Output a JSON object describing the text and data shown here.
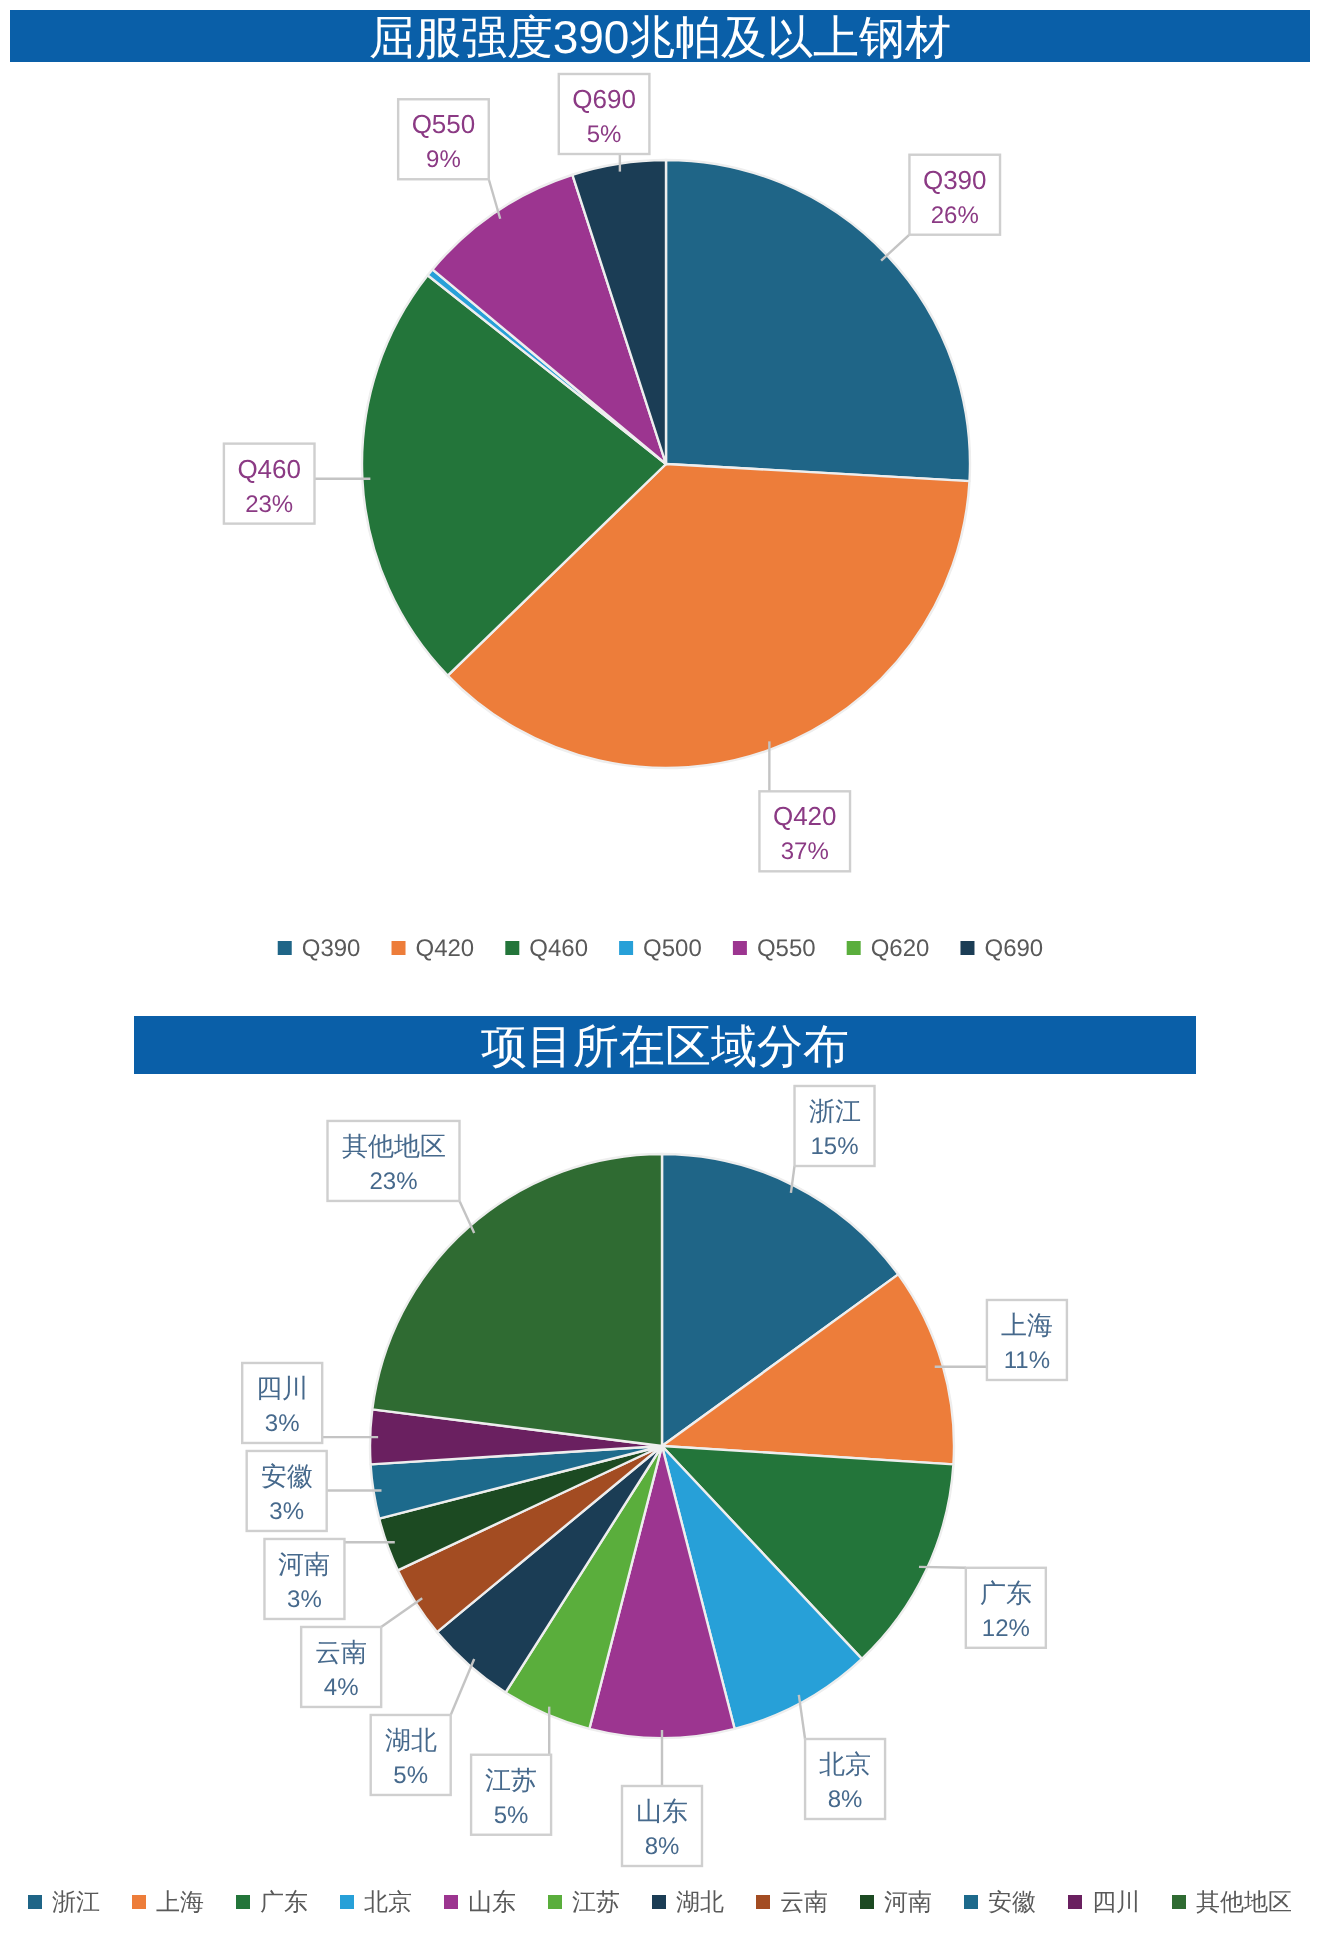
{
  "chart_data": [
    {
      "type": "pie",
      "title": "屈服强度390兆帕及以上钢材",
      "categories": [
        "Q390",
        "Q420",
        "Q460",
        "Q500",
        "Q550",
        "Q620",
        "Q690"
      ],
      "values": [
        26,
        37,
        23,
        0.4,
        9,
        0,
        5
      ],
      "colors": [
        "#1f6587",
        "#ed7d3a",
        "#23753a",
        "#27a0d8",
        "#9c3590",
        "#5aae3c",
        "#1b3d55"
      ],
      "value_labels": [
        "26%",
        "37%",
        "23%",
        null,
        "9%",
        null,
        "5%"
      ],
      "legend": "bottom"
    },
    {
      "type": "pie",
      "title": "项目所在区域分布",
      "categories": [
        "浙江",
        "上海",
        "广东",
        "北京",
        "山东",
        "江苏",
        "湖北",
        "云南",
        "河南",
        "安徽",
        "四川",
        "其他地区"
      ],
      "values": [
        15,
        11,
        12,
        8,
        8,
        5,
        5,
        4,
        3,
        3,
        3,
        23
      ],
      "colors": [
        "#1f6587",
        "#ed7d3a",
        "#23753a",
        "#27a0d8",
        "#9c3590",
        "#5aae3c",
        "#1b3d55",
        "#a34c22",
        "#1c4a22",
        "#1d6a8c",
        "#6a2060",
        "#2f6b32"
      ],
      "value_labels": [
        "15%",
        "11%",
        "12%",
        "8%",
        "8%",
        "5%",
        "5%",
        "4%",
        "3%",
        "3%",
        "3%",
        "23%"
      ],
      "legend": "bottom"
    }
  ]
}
• • • • • • •
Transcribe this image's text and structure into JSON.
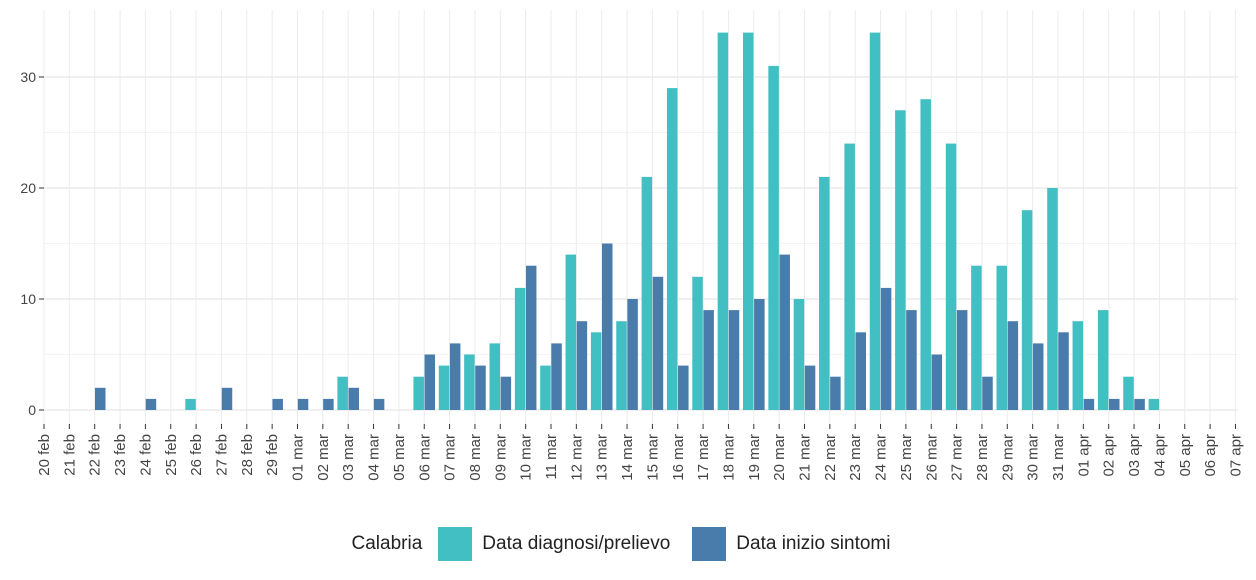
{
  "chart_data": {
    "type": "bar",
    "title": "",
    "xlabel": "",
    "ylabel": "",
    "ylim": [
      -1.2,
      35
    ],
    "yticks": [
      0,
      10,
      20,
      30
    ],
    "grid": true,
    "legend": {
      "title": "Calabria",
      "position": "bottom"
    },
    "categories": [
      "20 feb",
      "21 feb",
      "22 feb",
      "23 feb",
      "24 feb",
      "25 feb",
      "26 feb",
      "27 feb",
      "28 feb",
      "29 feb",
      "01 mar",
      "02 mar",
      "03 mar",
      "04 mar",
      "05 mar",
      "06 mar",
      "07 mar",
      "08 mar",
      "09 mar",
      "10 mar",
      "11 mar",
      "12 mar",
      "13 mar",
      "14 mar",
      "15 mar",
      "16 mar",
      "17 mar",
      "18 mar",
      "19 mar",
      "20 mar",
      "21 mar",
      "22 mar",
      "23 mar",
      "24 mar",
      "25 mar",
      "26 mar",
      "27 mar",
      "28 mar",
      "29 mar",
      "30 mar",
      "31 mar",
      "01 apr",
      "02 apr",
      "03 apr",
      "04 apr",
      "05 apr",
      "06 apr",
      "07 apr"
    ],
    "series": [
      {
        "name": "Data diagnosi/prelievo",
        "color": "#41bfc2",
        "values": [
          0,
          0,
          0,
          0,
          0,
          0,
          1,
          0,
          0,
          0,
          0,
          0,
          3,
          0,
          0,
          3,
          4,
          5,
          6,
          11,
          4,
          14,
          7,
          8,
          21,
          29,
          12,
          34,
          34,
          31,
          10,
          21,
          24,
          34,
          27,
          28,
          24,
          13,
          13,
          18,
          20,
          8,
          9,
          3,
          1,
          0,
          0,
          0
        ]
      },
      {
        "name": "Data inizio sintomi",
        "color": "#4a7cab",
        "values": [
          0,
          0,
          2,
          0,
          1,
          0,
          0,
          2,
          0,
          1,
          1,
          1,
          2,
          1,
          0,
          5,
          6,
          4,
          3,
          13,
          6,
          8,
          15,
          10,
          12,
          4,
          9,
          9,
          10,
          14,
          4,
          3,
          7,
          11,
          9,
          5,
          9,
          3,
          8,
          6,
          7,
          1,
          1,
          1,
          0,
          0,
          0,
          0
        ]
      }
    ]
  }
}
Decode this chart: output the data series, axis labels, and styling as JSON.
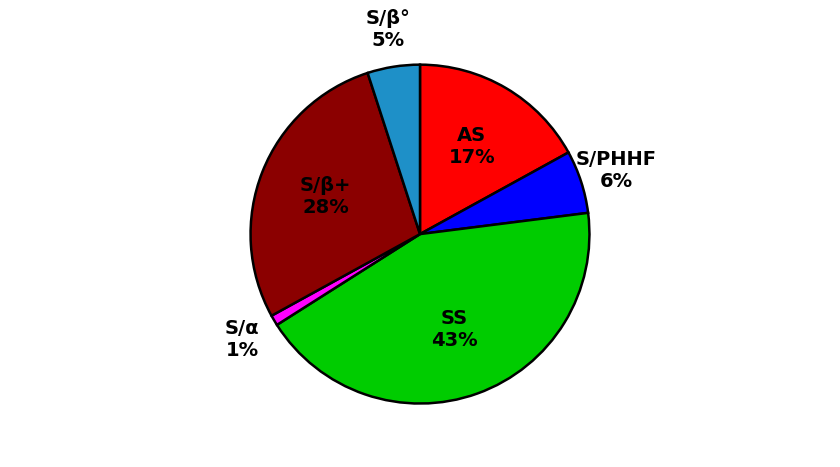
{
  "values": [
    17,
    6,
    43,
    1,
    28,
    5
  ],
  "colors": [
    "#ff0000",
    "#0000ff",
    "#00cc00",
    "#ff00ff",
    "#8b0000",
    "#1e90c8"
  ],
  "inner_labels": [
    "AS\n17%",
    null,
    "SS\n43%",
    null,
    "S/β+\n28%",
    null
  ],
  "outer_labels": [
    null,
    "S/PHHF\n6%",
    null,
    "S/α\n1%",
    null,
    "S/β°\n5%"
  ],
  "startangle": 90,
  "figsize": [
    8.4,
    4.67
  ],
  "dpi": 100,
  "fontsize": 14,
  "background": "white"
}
• • • • • • •
Look for the word "series" and return every line where it occurs.

    "series": [
Decode this chart: output the data series, axis labels, and styling as JSON.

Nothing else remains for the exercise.